* _EXERCISE PROMPT_
Your task is to reproduce exactly the lines from the line with "Transcribe the text in this document." through the end of the records below.

[Extracted records]
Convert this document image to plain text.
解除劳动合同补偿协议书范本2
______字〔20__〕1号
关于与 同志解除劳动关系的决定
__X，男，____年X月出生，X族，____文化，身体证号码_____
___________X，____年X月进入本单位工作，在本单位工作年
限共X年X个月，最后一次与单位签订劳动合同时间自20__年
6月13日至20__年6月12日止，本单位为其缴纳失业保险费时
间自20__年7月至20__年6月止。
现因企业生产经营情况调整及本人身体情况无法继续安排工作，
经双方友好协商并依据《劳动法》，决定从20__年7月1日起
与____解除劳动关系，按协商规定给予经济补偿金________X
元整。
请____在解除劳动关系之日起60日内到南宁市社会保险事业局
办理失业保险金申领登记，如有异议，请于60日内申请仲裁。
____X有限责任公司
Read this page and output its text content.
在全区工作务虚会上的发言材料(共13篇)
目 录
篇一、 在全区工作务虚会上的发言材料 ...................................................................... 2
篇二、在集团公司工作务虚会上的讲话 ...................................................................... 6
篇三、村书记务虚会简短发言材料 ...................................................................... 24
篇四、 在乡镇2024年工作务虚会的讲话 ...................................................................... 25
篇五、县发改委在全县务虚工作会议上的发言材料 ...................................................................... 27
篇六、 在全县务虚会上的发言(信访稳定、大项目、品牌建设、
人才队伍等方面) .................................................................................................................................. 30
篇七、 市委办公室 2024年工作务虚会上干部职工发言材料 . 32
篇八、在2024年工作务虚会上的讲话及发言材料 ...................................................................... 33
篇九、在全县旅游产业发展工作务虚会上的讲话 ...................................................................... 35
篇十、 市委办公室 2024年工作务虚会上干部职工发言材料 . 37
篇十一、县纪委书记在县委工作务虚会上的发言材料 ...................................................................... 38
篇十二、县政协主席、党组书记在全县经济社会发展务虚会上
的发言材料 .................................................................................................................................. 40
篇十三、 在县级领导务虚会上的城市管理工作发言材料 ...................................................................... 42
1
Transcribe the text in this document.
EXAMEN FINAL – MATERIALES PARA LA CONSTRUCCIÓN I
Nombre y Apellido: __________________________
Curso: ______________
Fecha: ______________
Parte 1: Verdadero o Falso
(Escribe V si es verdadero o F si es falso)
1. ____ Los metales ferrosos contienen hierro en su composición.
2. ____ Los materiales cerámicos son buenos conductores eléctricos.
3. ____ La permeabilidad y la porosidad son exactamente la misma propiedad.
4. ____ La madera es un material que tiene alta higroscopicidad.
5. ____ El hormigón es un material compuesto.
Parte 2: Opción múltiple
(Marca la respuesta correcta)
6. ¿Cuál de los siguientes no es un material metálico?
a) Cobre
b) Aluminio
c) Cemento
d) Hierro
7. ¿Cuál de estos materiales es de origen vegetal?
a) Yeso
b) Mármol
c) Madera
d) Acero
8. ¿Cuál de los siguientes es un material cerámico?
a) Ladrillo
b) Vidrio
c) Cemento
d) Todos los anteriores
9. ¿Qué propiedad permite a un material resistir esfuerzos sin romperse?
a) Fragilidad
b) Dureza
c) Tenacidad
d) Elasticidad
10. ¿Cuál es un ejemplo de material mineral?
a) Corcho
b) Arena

* _REPLY_
Transcribe the text in this document.
EXAMEN FINAL – MATERIALES PARA LA CONSTRUCCIÓN I
Nombre y Apellido: __________________________
Curso: ______________
Fecha: ______________
Parte 1: Verdadero o Falso
(Escribe V si es verdadero o F si es falso)
1. ____ Los metales ferrosos contienen hierro en su composición.
2. ____ Los materiales cerámicos son buenos conductores eléctricos.
3. ____ La permeabilidad y la porosidad son exactamente la misma propiedad.
4. ____ La madera es un material que tiene alta higroscopicidad.
5. ____ El hormigón es un material compuesto.
Parte 2: Opción múltiple
(Marca la respuesta correcta)
6. ¿Cuál de los siguientes no es un material metálico?
a) Cobre
b) Aluminio
c) Cemento
d) Hierro
7. ¿Cuál de estos materiales es de origen vegetal?
a) Yeso
b) Mármol
c) Madera
d) Acero
8. ¿Cuál de los siguientes es un material cerámico?
a) Ladrillo
b) Vidrio
c) Cemento
d) Todos los anteriores
9. ¿Qué propiedad permite a un material resistir esfuerzos sin romperse?
a) Fragilidad
b) Dureza
c) Tenacidad
d) Elasticidad
10. ¿Cuál es un ejemplo de material mineral?
a) Corcho
b) Arena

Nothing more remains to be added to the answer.